• **What to work on**
Pictures within the data are to be left out; everything else must be reproduced exactly.

(Saved entries)
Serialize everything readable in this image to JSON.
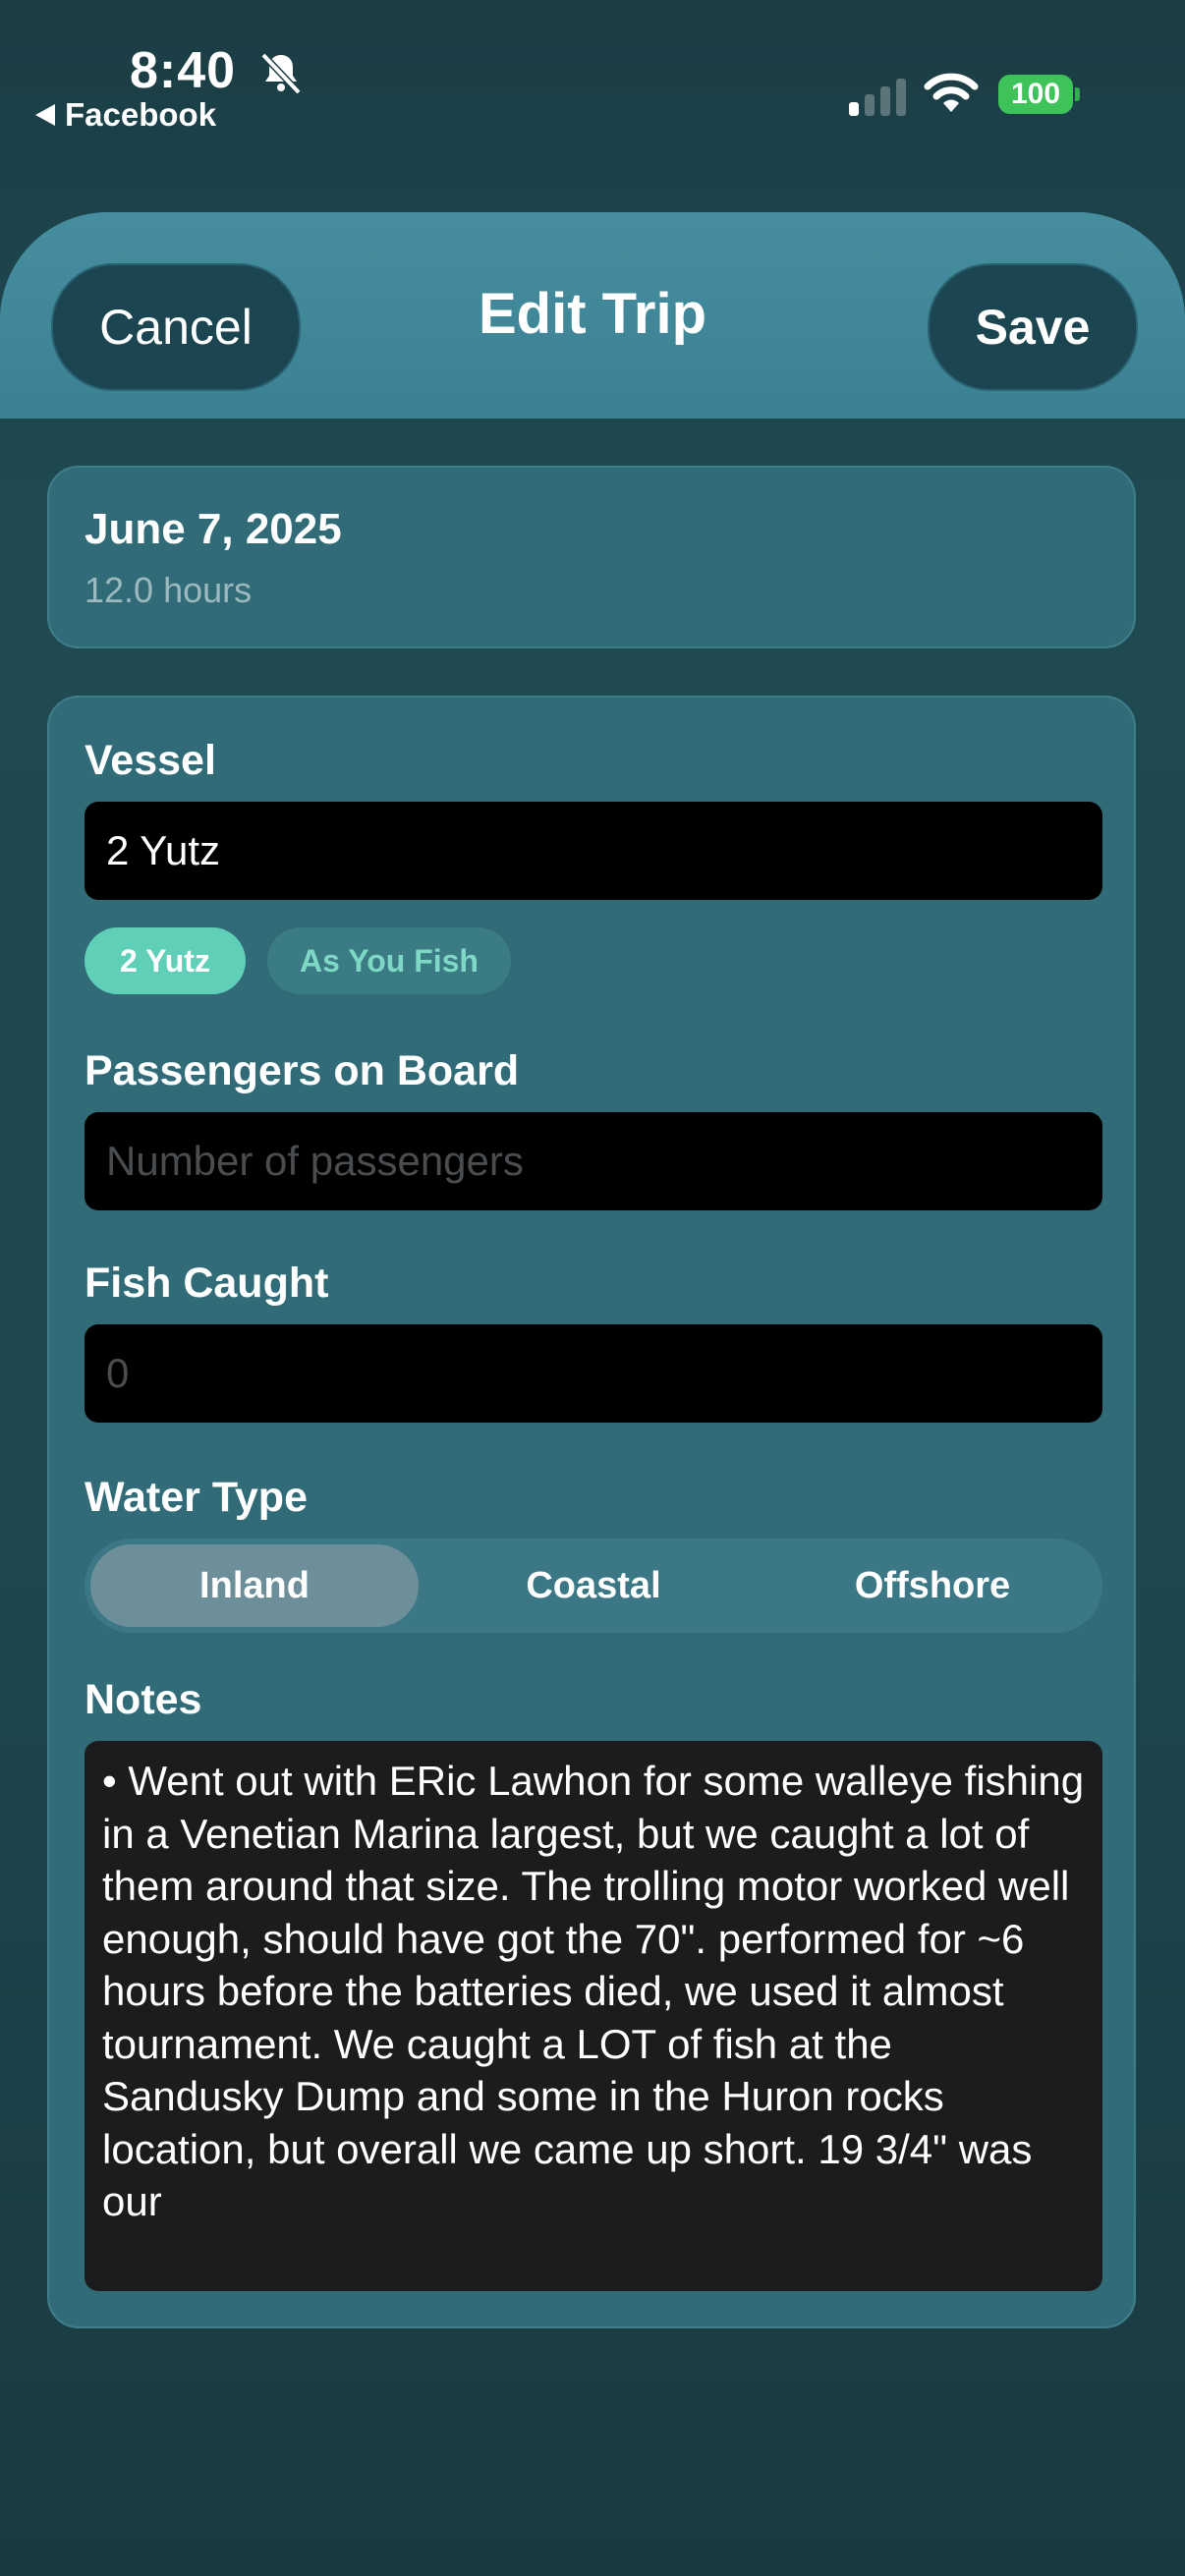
{
  "status_bar": {
    "time": "8:40",
    "back_app": "Facebook",
    "battery": "100",
    "icons": [
      "bell-slash-icon",
      "signal-icon",
      "wifi-icon",
      "battery-icon"
    ]
  },
  "header": {
    "title": "Edit Trip",
    "cancel_label": "Cancel",
    "save_label": "Save"
  },
  "trip": {
    "date": "June 7, 2025",
    "duration": "12.0 hours"
  },
  "form": {
    "vessel": {
      "label": "Vessel",
      "value": "2 Yutz",
      "suggestions": [
        {
          "label": "2 Yutz",
          "selected": true
        },
        {
          "label": "As You Fish",
          "selected": false
        }
      ]
    },
    "passengers": {
      "label": "Passengers on Board",
      "placeholder": "Number of passengers"
    },
    "fish_caught": {
      "label": "Fish Caught",
      "placeholder": "0"
    },
    "water_type": {
      "label": "Water Type",
      "options": [
        "Inland",
        "Coastal",
        "Offshore"
      ],
      "selected": "Inland"
    },
    "notes": {
      "label": "Notes",
      "value": "• Went out with ERic Lawhon for some walleye fishing in a Venetian Marina largest, but we caught a lot of them around that size. The trolling motor worked well enough, should have got the 70\". performed for ~6 hours before the batteries died, we used it almost tournament. We caught a LOT of fish at the Sandusky Dump and some in the Huron rocks location, but overall we came up short. 19 3/4\" was our"
    }
  },
  "colors": {
    "background": "#1e474f",
    "header": "#428a9b",
    "card": "#316b77",
    "accent_chip": "#5fcfb8",
    "battery": "#3ec25a"
  }
}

• **Answer to the problem**
Serialize everything readable in this image to JSON.
{
  "status_bar": {
    "time": "8:40",
    "back_app": "Facebook",
    "battery": "100",
    "icons": [
      "bell-slash-icon",
      "signal-icon",
      "wifi-icon",
      "battery-icon"
    ]
  },
  "header": {
    "title": "Edit Trip",
    "cancel_label": "Cancel",
    "save_label": "Save"
  },
  "trip": {
    "date": "June 7, 2025",
    "duration": "12.0 hours"
  },
  "form": {
    "vessel": {
      "label": "Vessel",
      "value": "2 Yutz",
      "suggestions": [
        {
          "label": "2 Yutz",
          "selected": true
        },
        {
          "label": "As You Fish",
          "selected": false
        }
      ]
    },
    "passengers": {
      "label": "Passengers on Board",
      "placeholder": "Number of passengers"
    },
    "fish_caught": {
      "label": "Fish Caught",
      "placeholder": "0"
    },
    "water_type": {
      "label": "Water Type",
      "options": [
        "Inland",
        "Coastal",
        "Offshore"
      ],
      "selected": "Inland"
    },
    "notes": {
      "label": "Notes",
      "value": "• Went out with ERic Lawhon for some walleye fishing in a Venetian Marina largest, but we caught a lot of them around that size. The trolling motor worked well enough, should have got the 70\". performed for ~6 hours before the batteries died, we used it almost tournament. We caught a LOT of fish at the Sandusky Dump and some in the Huron rocks location, but overall we came up short. 19 3/4\" was our"
    }
  },
  "colors": {
    "background": "#1e474f",
    "header": "#428a9b",
    "card": "#316b77",
    "accent_chip": "#5fcfb8",
    "battery": "#3ec25a"
  }
}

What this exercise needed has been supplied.